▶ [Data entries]

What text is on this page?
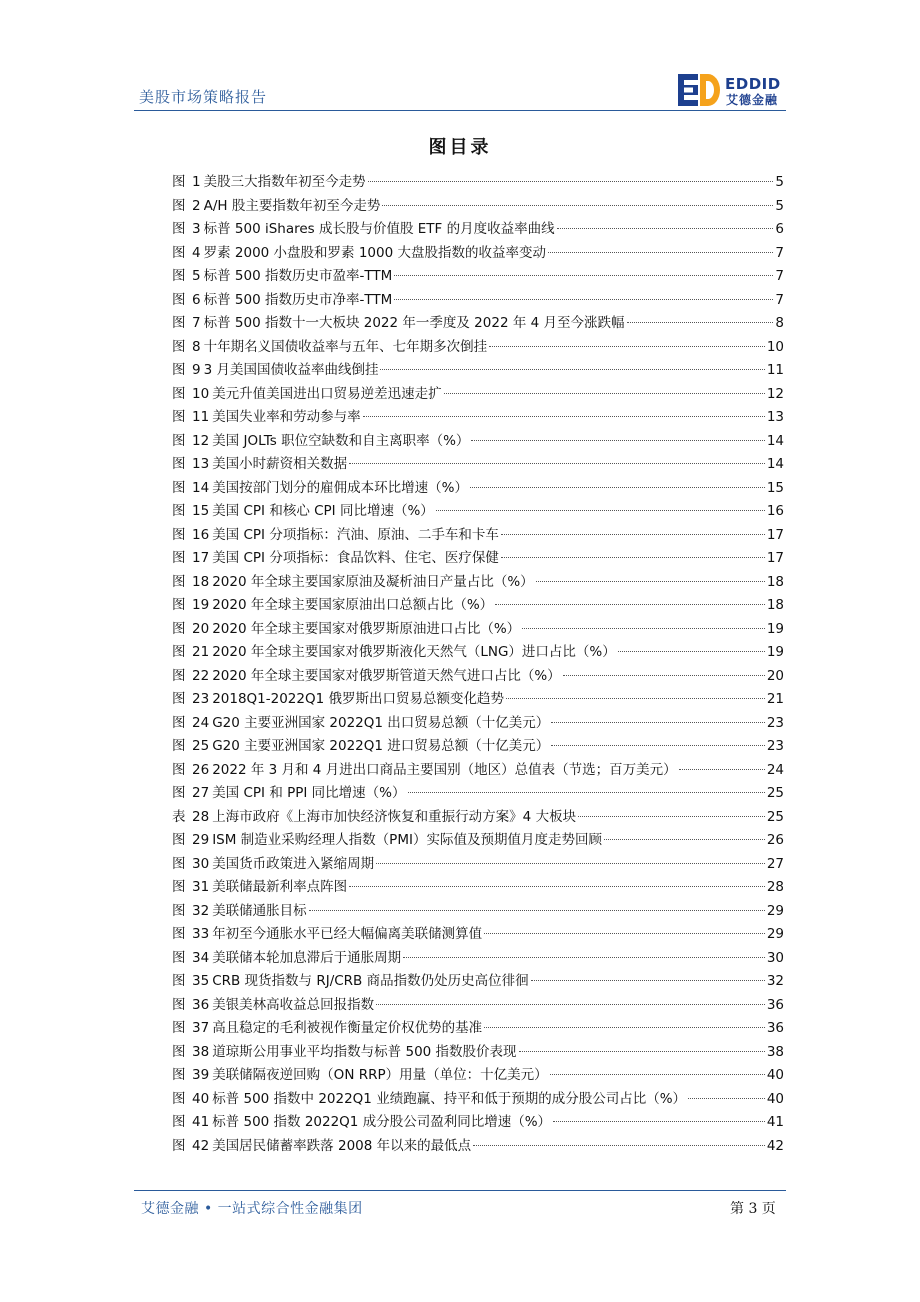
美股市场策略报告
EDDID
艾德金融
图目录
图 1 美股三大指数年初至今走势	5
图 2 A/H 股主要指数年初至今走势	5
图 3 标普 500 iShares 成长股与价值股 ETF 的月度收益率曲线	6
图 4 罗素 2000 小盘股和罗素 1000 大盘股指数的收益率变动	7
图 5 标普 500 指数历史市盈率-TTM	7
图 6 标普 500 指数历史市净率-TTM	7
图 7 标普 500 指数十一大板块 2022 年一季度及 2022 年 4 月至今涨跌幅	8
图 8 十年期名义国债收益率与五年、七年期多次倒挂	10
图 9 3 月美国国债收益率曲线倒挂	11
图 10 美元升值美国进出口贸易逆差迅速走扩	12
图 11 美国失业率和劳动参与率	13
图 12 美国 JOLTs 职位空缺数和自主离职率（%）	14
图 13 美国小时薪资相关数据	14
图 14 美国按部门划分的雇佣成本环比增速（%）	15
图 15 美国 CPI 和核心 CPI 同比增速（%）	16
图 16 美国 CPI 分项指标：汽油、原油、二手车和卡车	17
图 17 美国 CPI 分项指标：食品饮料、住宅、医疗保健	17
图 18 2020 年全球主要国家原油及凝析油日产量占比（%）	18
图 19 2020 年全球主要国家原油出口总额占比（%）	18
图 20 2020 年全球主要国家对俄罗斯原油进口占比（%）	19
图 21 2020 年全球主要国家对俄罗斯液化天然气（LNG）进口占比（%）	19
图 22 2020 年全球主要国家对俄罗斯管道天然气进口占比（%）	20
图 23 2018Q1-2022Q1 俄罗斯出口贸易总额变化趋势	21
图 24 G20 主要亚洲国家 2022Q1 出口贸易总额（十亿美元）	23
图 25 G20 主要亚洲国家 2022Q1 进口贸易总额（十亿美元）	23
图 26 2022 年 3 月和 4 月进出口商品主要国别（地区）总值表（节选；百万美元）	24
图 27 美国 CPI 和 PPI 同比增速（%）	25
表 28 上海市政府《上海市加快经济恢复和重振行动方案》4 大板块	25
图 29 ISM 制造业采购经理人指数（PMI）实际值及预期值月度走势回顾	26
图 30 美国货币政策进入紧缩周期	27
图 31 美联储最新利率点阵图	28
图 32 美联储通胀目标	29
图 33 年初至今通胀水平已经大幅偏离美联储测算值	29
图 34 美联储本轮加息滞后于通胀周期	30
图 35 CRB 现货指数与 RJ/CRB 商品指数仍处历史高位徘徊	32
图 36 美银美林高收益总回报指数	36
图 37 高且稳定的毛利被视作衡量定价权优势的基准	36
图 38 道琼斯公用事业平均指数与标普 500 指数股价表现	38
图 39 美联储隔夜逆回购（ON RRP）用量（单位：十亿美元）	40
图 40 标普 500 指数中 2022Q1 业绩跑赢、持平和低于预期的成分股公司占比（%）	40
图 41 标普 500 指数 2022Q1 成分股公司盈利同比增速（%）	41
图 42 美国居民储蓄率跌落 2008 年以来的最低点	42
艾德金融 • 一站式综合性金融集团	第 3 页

▶ [WORK TO COMPLETE]
Leave out the pictures and reproduce the rest of the listing exactly.

▶ [SOLUTION FOR THIS TASK]
What text is on this page?
美股市场策略报告
EDDID
艾德金融
图目录
图 1 美股三大指数年初至今走势	5
图 2 A/H 股主要指数年初至今走势	5
图 3 标普 500 iShares 成长股与价值股 ETF 的月度收益率曲线	6
图 4 罗素 2000 小盘股和罗素 1000 大盘股指数的收益率变动	7
图 5 标普 500 指数历史市盈率-TTM	7
图 6 标普 500 指数历史市净率-TTM	7
图 7 标普 500 指数十一大板块 2022 年一季度及 2022 年 4 月至今涨跌幅	8
图 8 十年期名义国债收益率与五年、七年期多次倒挂	10
图 9 3 月美国国债收益率曲线倒挂	11
图 10 美元升值美国进出口贸易逆差迅速走扩	12
图 11 美国失业率和劳动参与率	13
图 12 美国 JOLTs 职位空缺数和自主离职率（%）	14
图 13 美国小时薪资相关数据	14
图 14 美国按部门划分的雇佣成本环比增速（%）	15
图 15 美国 CPI 和核心 CPI 同比增速（%）	16
图 16 美国 CPI 分项指标：汽油、原油、二手车和卡车	17
图 17 美国 CPI 分项指标：食品饮料、住宅、医疗保健	17
图 18 2020 年全球主要国家原油及凝析油日产量占比（%）	18
图 19 2020 年全球主要国家原油出口总额占比（%）	18
图 20 2020 年全球主要国家对俄罗斯原油进口占比（%）	19
图 21 2020 年全球主要国家对俄罗斯液化天然气（LNG）进口占比（%）	19
图 22 2020 年全球主要国家对俄罗斯管道天然气进口占比（%）	20
图 23 2018Q1-2022Q1 俄罗斯出口贸易总额变化趋势	21
图 24 G20 主要亚洲国家 2022Q1 出口贸易总额（十亿美元）	23
图 25 G20 主要亚洲国家 2022Q1 进口贸易总额（十亿美元）	23
图 26 2022 年 3 月和 4 月进出口商品主要国别（地区）总值表（节选；百万美元）	24
图 27 美国 CPI 和 PPI 同比增速（%）	25
表 28 上海市政府《上海市加快经济恢复和重振行动方案》4 大板块	25
图 29 ISM 制造业采购经理人指数（PMI）实际值及预期值月度走势回顾	26
图 30 美国货币政策进入紧缩周期	27
图 31 美联储最新利率点阵图	28
图 32 美联储通胀目标	29
图 33 年初至今通胀水平已经大幅偏离美联储测算值	29
图 34 美联储本轮加息滞后于通胀周期	30
图 35 CRB 现货指数与 RJ/CRB 商品指数仍处历史高位徘徊	32
图 36 美银美林高收益总回报指数	36
图 37 高且稳定的毛利被视作衡量定价权优势的基准	36
图 38 道琼斯公用事业平均指数与标普 500 指数股价表现	38
图 39 美联储隔夜逆回购（ON RRP）用量（单位：十亿美元）	40
图 40 标普 500 指数中 2022Q1 业绩跑赢、持平和低于预期的成分股公司占比（%）	40
图 41 标普 500 指数 2022Q1 成分股公司盈利同比增速（%）	41
图 42 美国居民储蓄率跌落 2008 年以来的最低点	42
艾德金融 • 一站式综合性金融集团	第 3 页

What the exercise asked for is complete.